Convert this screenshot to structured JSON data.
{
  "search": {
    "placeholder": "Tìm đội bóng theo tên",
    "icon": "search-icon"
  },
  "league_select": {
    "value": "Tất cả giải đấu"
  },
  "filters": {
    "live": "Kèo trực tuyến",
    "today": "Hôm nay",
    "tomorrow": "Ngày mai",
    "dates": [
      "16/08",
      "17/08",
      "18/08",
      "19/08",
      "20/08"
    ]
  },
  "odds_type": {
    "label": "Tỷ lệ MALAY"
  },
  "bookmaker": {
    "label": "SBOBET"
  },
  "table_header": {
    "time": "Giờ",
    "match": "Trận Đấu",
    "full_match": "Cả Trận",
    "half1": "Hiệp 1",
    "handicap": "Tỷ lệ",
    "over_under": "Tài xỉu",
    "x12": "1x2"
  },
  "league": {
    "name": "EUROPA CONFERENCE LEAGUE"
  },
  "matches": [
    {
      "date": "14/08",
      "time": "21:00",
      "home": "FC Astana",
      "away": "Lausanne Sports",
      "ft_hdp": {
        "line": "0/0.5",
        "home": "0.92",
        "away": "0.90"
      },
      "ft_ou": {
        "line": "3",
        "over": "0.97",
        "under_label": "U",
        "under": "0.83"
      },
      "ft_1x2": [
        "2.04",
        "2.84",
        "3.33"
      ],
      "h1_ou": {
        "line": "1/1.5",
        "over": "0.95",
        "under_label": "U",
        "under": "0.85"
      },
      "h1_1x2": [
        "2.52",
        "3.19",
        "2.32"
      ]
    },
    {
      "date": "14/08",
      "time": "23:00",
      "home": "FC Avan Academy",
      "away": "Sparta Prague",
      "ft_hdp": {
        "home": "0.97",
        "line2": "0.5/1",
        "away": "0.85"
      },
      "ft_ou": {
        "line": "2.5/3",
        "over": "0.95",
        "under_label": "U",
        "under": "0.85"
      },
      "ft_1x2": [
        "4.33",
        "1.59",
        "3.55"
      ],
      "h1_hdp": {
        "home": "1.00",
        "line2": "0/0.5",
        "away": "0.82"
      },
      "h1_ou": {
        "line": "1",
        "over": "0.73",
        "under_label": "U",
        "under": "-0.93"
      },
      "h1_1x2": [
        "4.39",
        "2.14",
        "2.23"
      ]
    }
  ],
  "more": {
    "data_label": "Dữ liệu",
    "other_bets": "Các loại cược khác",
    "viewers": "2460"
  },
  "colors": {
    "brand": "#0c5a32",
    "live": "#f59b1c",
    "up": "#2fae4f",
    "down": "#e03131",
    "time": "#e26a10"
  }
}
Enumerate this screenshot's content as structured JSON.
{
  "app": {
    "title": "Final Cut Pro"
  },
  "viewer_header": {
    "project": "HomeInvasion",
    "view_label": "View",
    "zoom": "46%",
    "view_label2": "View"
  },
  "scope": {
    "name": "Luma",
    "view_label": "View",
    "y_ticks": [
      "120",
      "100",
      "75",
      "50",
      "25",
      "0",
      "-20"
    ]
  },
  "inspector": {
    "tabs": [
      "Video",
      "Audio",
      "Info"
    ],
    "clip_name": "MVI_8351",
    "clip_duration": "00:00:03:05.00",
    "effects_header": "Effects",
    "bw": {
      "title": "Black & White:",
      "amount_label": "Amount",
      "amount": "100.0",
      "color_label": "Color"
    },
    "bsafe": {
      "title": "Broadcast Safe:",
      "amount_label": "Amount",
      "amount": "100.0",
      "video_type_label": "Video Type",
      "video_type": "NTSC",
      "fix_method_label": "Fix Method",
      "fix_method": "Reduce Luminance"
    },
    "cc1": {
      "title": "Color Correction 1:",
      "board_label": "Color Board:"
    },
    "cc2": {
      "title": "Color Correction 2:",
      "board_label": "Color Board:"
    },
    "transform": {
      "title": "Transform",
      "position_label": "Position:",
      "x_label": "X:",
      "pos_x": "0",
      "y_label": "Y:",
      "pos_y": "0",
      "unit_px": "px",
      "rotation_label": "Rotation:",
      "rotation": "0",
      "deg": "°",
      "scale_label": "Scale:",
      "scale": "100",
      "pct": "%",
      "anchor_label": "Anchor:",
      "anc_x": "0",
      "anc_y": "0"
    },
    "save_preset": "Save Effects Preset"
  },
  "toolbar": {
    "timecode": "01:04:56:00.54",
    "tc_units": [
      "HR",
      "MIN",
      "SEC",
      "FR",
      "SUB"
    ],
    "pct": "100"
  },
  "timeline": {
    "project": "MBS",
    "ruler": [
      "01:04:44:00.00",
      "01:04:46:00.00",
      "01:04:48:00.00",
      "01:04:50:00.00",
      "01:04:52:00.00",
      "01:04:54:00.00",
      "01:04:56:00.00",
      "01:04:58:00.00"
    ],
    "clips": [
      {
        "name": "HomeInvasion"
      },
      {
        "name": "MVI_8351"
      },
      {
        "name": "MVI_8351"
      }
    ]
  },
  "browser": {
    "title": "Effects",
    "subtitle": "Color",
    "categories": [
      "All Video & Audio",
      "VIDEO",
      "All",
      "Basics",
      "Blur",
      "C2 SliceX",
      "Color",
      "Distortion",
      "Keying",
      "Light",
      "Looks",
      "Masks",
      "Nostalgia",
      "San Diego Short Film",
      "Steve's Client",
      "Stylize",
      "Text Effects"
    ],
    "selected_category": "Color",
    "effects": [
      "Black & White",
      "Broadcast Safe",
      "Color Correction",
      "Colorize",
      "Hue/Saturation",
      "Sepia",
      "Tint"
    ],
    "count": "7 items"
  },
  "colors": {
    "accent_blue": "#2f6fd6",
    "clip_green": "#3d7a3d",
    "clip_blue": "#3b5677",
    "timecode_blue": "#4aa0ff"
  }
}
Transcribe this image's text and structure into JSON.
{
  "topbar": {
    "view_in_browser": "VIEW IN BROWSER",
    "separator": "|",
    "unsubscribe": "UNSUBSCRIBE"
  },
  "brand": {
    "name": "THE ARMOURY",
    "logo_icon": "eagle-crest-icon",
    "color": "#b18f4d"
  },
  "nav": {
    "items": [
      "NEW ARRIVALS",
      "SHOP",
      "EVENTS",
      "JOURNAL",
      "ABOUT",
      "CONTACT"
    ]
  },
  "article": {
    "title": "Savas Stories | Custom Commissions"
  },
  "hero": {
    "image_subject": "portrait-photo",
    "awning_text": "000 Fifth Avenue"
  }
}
:::
◆ **Goal**
The entries above must be returned exactly.

◆ **Solution to this exercise**
Convert this screenshot to structured JSON data.
{
  "search": {
    "placeholder": "Tìm đội bóng theo tên",
    "icon": "search-icon"
  },
  "league_select": {
    "value": "Tất cả giải đấu"
  },
  "filters": {
    "live": "Kèo trực tuyến",
    "today": "Hôm nay",
    "tomorrow": "Ngày mai",
    "dates": [
      "16/08",
      "17/08",
      "18/08",
      "19/08",
      "20/08"
    ]
  },
  "odds_type": {
    "label": "Tỷ lệ MALAY"
  },
  "bookmaker": {
    "label": "SBOBET"
  },
  "table_header": {
    "time": "Giờ",
    "match": "Trận Đấu",
    "full_match": "Cả Trận",
    "half1": "Hiệp 1",
    "handicap": "Tỷ lệ",
    "over_under": "Tài xỉu",
    "x12": "1x2"
  },
  "league": {
    "name": "EUROPA CONFERENCE LEAGUE"
  },
  "matches": [
    {
      "date": "14/08",
      "time": "21:00",
      "home": "FC Astana",
      "away": "Lausanne Sports",
      "ft_hdp": {
        "line": "0/0.5",
        "home": "0.92",
        "away": "0.90"
      },
      "ft_ou": {
        "line": "3",
        "over": "0.97",
        "under_label": "U",
        "under": "0.83"
      },
      "ft_1x2": [
        "2.04",
        "2.84",
        "3.33"
      ],
      "h1_ou": {
        "line": "1/1.5",
        "over": "0.95",
        "under_label": "U",
        "under": "0.85"
      },
      "h1_1x2": [
        "2.52",
        "3.19",
        "2.32"
      ]
    },
    {
      "date": "14/08",
      "time": "23:00",
      "home": "FC Avan Academy",
      "away": "Sparta Prague",
      "ft_hdp": {
        "home": "0.97",
        "line2": "0.5/1",
        "away": "0.85"
      },
      "ft_ou": {
        "line": "2.5/3",
        "over": "0.95",
        "under_label": "U",
        "under": "0.85"
      },
      "ft_1x2": [
        "4.33",
        "1.59",
        "3.55"
      ],
      "h1_hdp": {
        "home": "1.00",
        "line2": "0/0.5",
        "away": "0.82"
      },
      "h1_ou": {
        "line": "1",
        "over": "0.73",
        "under_label": "U",
        "under": "-0.93"
      },
      "h1_1x2": [
        "4.39",
        "2.14",
        "2.23"
      ]
    }
  ],
  "more": {
    "data_label": "Dữ liệu",
    "other_bets": "Các loại cược khác",
    "viewers": "2460"
  },
  "colors": {
    "brand": "#0c5a32",
    "live": "#f59b1c",
    "up": "#2fae4f",
    "down": "#e03131",
    "time": "#e26a10"
  }
}
Enumerate this screenshot's content as structured JSON.
{
  "app": {
    "title": "Final Cut Pro"
  },
  "viewer_header": {
    "project": "HomeInvasion",
    "view_label": "View",
    "zoom": "46%",
    "view_label2": "View"
  },
  "scope": {
    "name": "Luma",
    "view_label": "View",
    "y_ticks": [
      "120",
      "100",
      "75",
      "50",
      "25",
      "0",
      "-20"
    ]
  },
  "inspector": {
    "tabs": [
      "Video",
      "Audio",
      "Info"
    ],
    "clip_name": "MVI_8351",
    "clip_duration": "00:00:03:05.00",
    "effects_header": "Effects",
    "bw": {
      "title": "Black & White:",
      "amount_label": "Amount",
      "amount": "100.0",
      "color_label": "Color"
    },
    "bsafe": {
      "title": "Broadcast Safe:",
      "amount_label": "Amount",
      "amount": "100.0",
      "video_type_label": "Video Type",
      "video_type": "NTSC",
      "fix_method_label": "Fix Method",
      "fix_method": "Reduce Luminance"
    },
    "cc1": {
      "title": "Color Correction 1:",
      "board_label": "Color Board:"
    },
    "cc2": {
      "title": "Color Correction 2:",
      "board_label": "Color Board:"
    },
    "transform": {
      "title": "Transform",
      "position_label": "Position:",
      "x_label": "X:",
      "pos_x": "0",
      "y_label": "Y:",
      "pos_y": "0",
      "unit_px": "px",
      "rotation_label": "Rotation:",
      "rotation": "0",
      "deg": "°",
      "scale_label": "Scale:",
      "scale": "100",
      "pct": "%",
      "anchor_label": "Anchor:",
      "anc_x": "0",
      "anc_y": "0"
    },
    "save_preset": "Save Effects Preset"
  },
  "toolbar": {
    "timecode": "01:04:56:00.54",
    "tc_units": [
      "HR",
      "MIN",
      "SEC",
      "FR",
      "SUB"
    ],
    "pct": "100"
  },
  "timeline": {
    "project": "MBS",
    "ruler": [
      "01:04:44:00.00",
      "01:04:46:00.00",
      "01:04:48:00.00",
      "01:04:50:00.00",
      "01:04:52:00.00",
      "01:04:54:00.00",
      "01:04:56:00.00",
      "01:04:58:00.00"
    ],
    "clips": [
      {
        "name": "HomeInvasion"
      },
      {
        "name": "MVI_8351"
      },
      {
        "name": "MVI_8351"
      }
    ]
  },
  "browser": {
    "title": "Effects",
    "subtitle": "Color",
    "categories": [
      "All Video & Audio",
      "VIDEO",
      "All",
      "Basics",
      "Blur",
      "C2 SliceX",
      "Color",
      "Distortion",
      "Keying",
      "Light",
      "Looks",
      "Masks",
      "Nostalgia",
      "San Diego Short Film",
      "Steve's Client",
      "Stylize",
      "Text Effects"
    ],
    "selected_category": "Color",
    "effects": [
      "Black & White",
      "Broadcast Safe",
      "Color Correction",
      "Colorize",
      "Hue/Saturation",
      "Sepia",
      "Tint"
    ],
    "count": "7 items"
  },
  "colors": {
    "accent_blue": "#2f6fd6",
    "clip_green": "#3d7a3d",
    "clip_blue": "#3b5677",
    "timecode_blue": "#4aa0ff"
  }
}
Transcribe this image's text and structure into JSON.
{
  "topbar": {
    "view_in_browser": "VIEW IN BROWSER",
    "separator": "|",
    "unsubscribe": "UNSUBSCRIBE"
  },
  "brand": {
    "name": "THE ARMOURY",
    "logo_icon": "eagle-crest-icon",
    "color": "#b18f4d"
  },
  "nav": {
    "items": [
      "NEW ARRIVALS",
      "SHOP",
      "EVENTS",
      "JOURNAL",
      "ABOUT",
      "CONTACT"
    ]
  },
  "article": {
    "title": "Savas Stories | Custom Commissions"
  },
  "hero": {
    "image_subject": "portrait-photo",
    "awning_text": "000 Fifth Avenue"
  }
}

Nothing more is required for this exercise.